Print all of the lines exactly. Any picture among them stays out.
═══ Provided data ═══
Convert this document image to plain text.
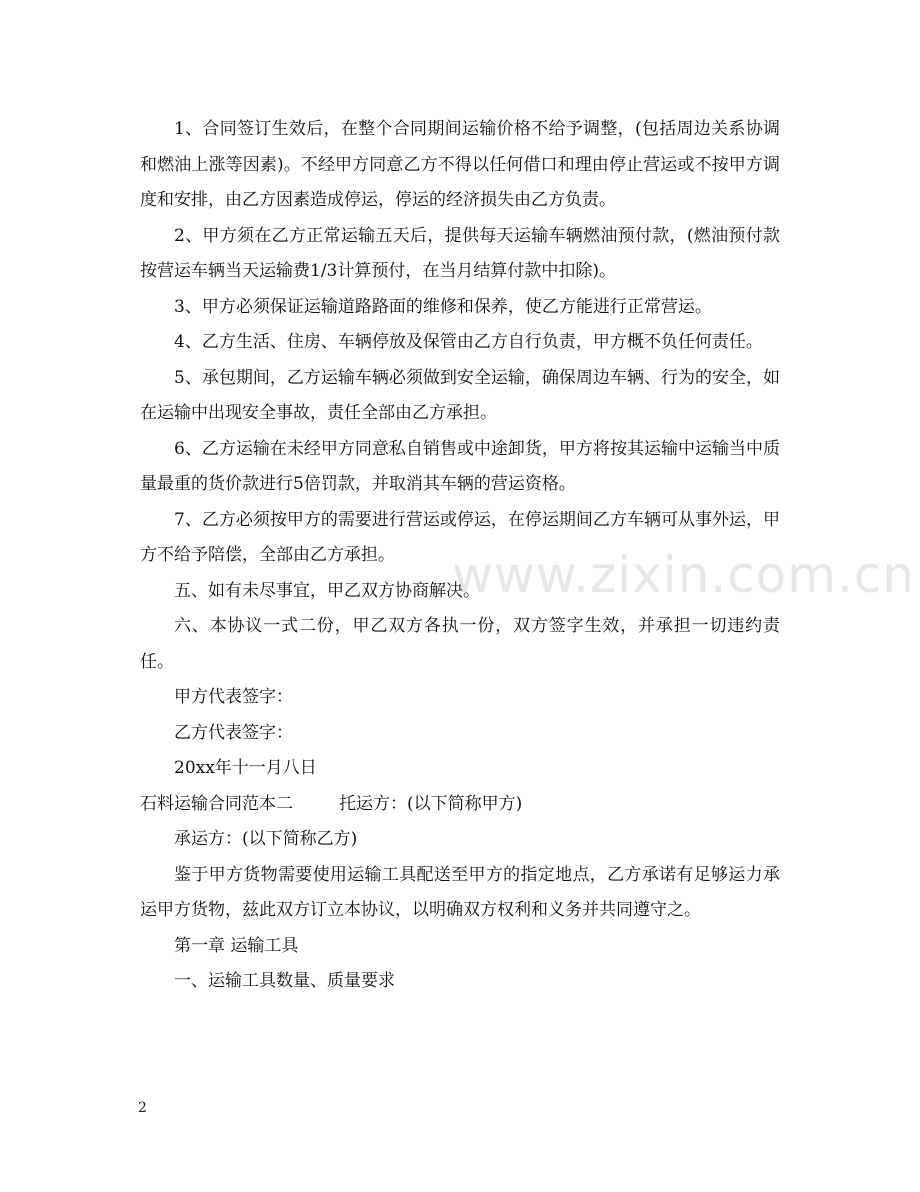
1、合同签订生效后，在整个合同期间运输价格不给予调整，(包括周边关系协调和燃油上涨等因素)。不经甲方同意乙方不得以任何借口和理由停止营运或不按甲方调度和安排，由乙方因素造成停运，停运的经济损失由乙方负责。

2、甲方须在乙方正常运输五天后，提供每天运输车辆燃油预付款，(燃油预付款按营运车辆当天运输费1/3计算预付，在当月结算付款中扣除)。

3、甲方必须保证运输道路路面的维修和保养，使乙方能进行正常营运。

4、乙方生活、住房、车辆停放及保管由乙方自行负责，甲方概不负任何责任。

5、承包期间，乙方运输车辆必须做到安全运输，确保周边车辆、行为的安全，如在运输中出现安全事故，责任全部由乙方承担。

6、乙方运输在未经甲方同意私自销售或中途卸货，甲方将按其运输中运输当中质量最重的货价款进行5倍罚款，并取消其车辆的营运资格。

7、乙方必须按甲方的需要进行营运或停运，在停运期间乙方车辆可从事外运，甲方不给予陪偿，全部由乙方承担。

五、如有未尽事宜，甲乙双方协商解决。

六、本协议一式二份，甲乙双方各执一份，双方签字生效，并承担一切违约责任。

甲方代表签字：

乙方代表签字：

20xx年十一月八日

石料运输合同范本二	托运方：(以下简称甲方)

承运方：(以下简称乙方)

鉴于甲方货物需要使用运输工具配送至甲方的指定地点，乙方承诺有足够运力承运甲方货物，兹此双方订立本协议，以明确双方权利和义务并共同遵守之。

第一章 运输工具

一、运输工具数量、质量要求

www.zixin.com.cn
2
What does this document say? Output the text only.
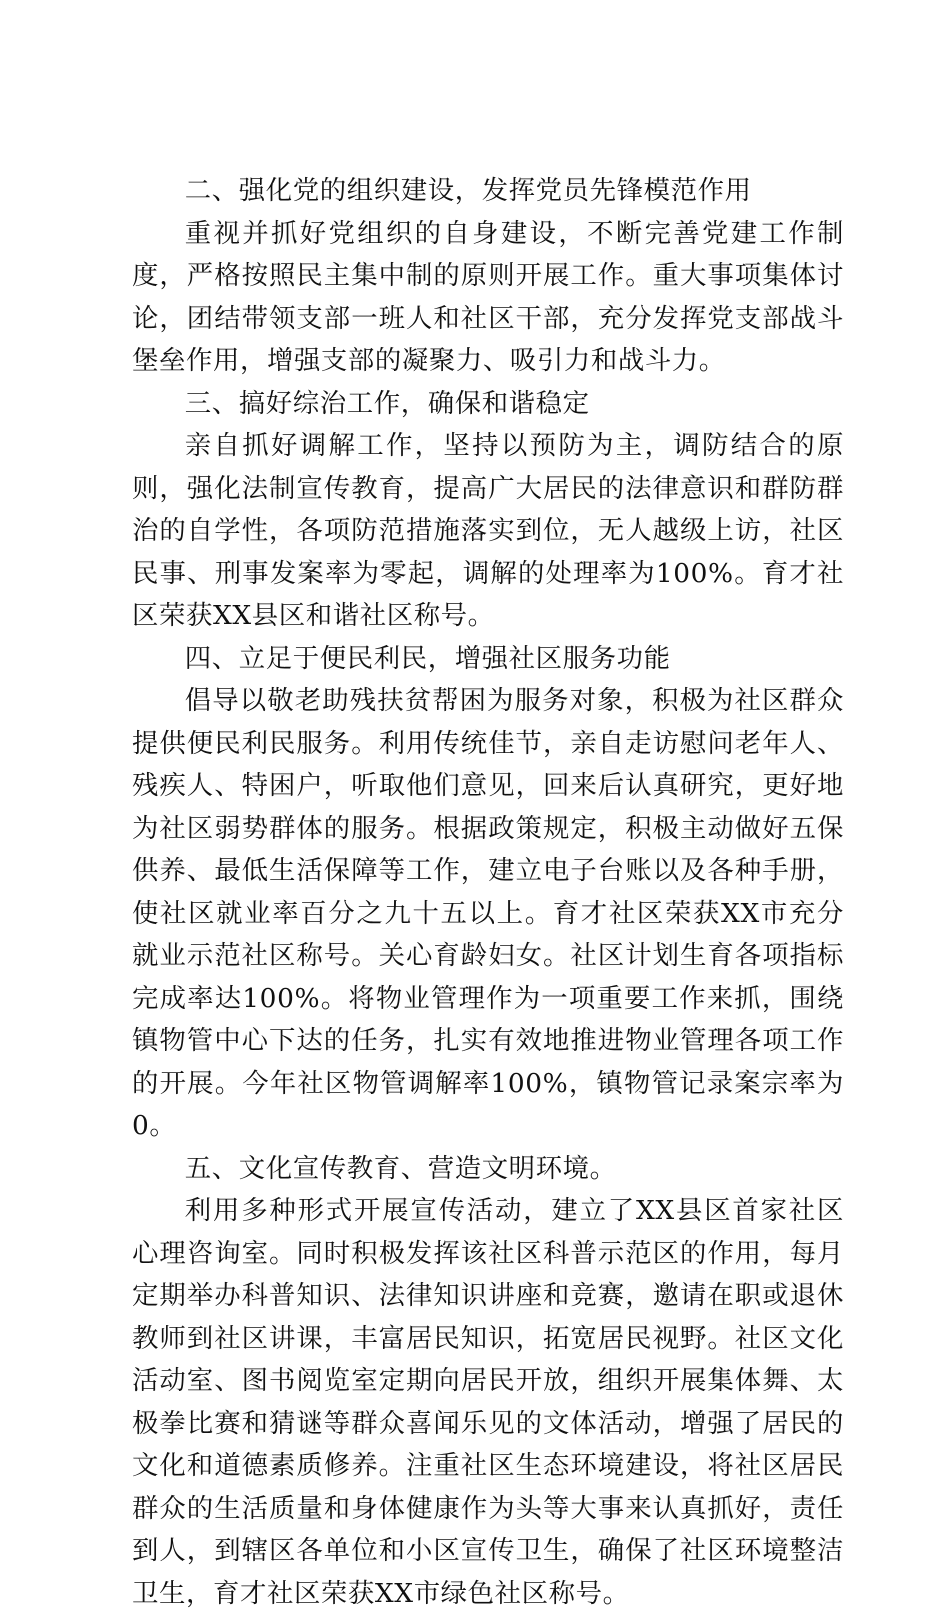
二、强化党的组织建设，发挥党员先锋模范作用

重视并抓好党组织的自身建设，不断完善党建工作制度，严格按照民主集中制的原则开展工作。重大事项集体讨论，团结带领支部一班人和社区干部，充分发挥党支部战斗堡垒作用，增强支部的凝聚力、吸引力和战斗力。

三、搞好综治工作，确保和谐稳定

亲自抓好调解工作，坚持以预防为主，调防结合的原则，强化法制宣传教育，提高广大居民的法律意识和群防群治的自学性，各项防范措施落实到位，无人越级上访，社区民事、刑事发案率为零起，调解的处理率为100%。育才社区荣获XX县区和谐社区称号。

四、立足于便民利民，增强社区服务功能

倡导以敬老助残扶贫帮困为服务对象，积极为社区群众提供便民利民服务。利用传统佳节，亲自走访慰问老年人、残疾人、特困户，听取他们意见，回来后认真研究，更好地为社区弱势群体的服务。根据政策规定，积极主动做好五保供养、最低生活保障等工作，建立电子台账以及各种手册，使社区就业率百分之九十五以上。育才社区荣获XX市充分就业示范社区称号。关心育龄妇女。社区计划生育各项指标完成率达100%。将物业管理作为一项重要工作来抓，围绕镇物管中心下达的任务，扎实有效地推进物业管理各项工作的开展。今年社区物管调解率100%，镇物管记录案宗率为0。

五、文化宣传教育、营造文明环境。

利用多种形式开展宣传活动，建立了XX县区首家社区心理咨询室。同时积极发挥该社区科普示范区的作用，每月定期举办科普知识、法律知识讲座和竞赛，邀请在职或退休教师到社区讲课，丰富居民知识，拓宽居民视野。社区文化活动室、图书阅览室定期向居民开放，组织开展集体舞、太极拳比赛和猜谜等群众喜闻乐见的文体活动，增强了居民的文化和道德素质修养。注重社区生态环境建设，将社区居民群众的生活质量和身体健康作为头等大事来认真抓好，责任到人，到辖区各单位和小区宣传卫生，确保了社区环境整洁卫生，育才社区荣获XX市绿色社区称号。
═══
**Expected answer**
Convert this document image to plain text.
1、合同签订生效后，在整个合同期间运输价格不给予调整，(包括周边关系协调和燃油上涨等因素)。不经甲方同意乙方不得以任何借口和理由停止营运或不按甲方调度和安排，由乙方因素造成停运，停运的经济损失由乙方负责。

2、甲方须在乙方正常运输五天后，提供每天运输车辆燃油预付款，(燃油预付款按营运车辆当天运输费1/3计算预付，在当月结算付款中扣除)。

3、甲方必须保证运输道路路面的维修和保养，使乙方能进行正常营运。

4、乙方生活、住房、车辆停放及保管由乙方自行负责，甲方概不负任何责任。

5、承包期间，乙方运输车辆必须做到安全运输，确保周边车辆、行为的安全，如在运输中出现安全事故，责任全部由乙方承担。

6、乙方运输在未经甲方同意私自销售或中途卸货，甲方将按其运输中运输当中质量最重的货价款进行5倍罚款，并取消其车辆的营运资格。

7、乙方必须按甲方的需要进行营运或停运，在停运期间乙方车辆可从事外运，甲方不给予陪偿，全部由乙方承担。

五、如有未尽事宜，甲乙双方协商解决。

六、本协议一式二份，甲乙双方各执一份，双方签字生效，并承担一切违约责任。

甲方代表签字：

乙方代表签字：

20xx年十一月八日

石料运输合同范本二	托运方：(以下简称甲方)

承运方：(以下简称乙方)

鉴于甲方货物需要使用运输工具配送至甲方的指定地点，乙方承诺有足够运力承运甲方货物，兹此双方订立本协议，以明确双方权利和义务并共同遵守之。

第一章 运输工具

一、运输工具数量、质量要求

www.zixin.com.cn
2
What does this document say? Output the text only.
二、强化党的组织建设，发挥党员先锋模范作用

重视并抓好党组织的自身建设，不断完善党建工作制度，严格按照民主集中制的原则开展工作。重大事项集体讨论，团结带领支部一班人和社区干部，充分发挥党支部战斗堡垒作用，增强支部的凝聚力、吸引力和战斗力。

三、搞好综治工作，确保和谐稳定

亲自抓好调解工作，坚持以预防为主，调防结合的原则，强化法制宣传教育，提高广大居民的法律意识和群防群治的自学性，各项防范措施落实到位，无人越级上访，社区民事、刑事发案率为零起，调解的处理率为100%。育才社区荣获XX县区和谐社区称号。

四、立足于便民利民，增强社区服务功能

倡导以敬老助残扶贫帮困为服务对象，积极为社区群众提供便民利民服务。利用传统佳节，亲自走访慰问老年人、残疾人、特困户，听取他们意见，回来后认真研究，更好地为社区弱势群体的服务。根据政策规定，积极主动做好五保供养、最低生活保障等工作，建立电子台账以及各种手册，使社区就业率百分之九十五以上。育才社区荣获XX市充分就业示范社区称号。关心育龄妇女。社区计划生育各项指标完成率达100%。将物业管理作为一项重要工作来抓，围绕镇物管中心下达的任务，扎实有效地推进物业管理各项工作的开展。今年社区物管调解率100%，镇物管记录案宗率为0。

五、文化宣传教育、营造文明环境。

利用多种形式开展宣传活动，建立了XX县区首家社区心理咨询室。同时积极发挥该社区科普示范区的作用，每月定期举办科普知识、法律知识讲座和竞赛，邀请在职或退休教师到社区讲课，丰富居民知识，拓宽居民视野。社区文化活动室、图书阅览室定期向居民开放，组织开展集体舞、太极拳比赛和猜谜等群众喜闻乐见的文体活动，增强了居民的文化和道德素质修养。注重社区生态环境建设，将社区居民群众的生活质量和身体健康作为头等大事来认真抓好，责任到人，到辖区各单位和小区宣传卫生，确保了社区环境整洁卫生，育才社区荣获XX市绿色社区称号。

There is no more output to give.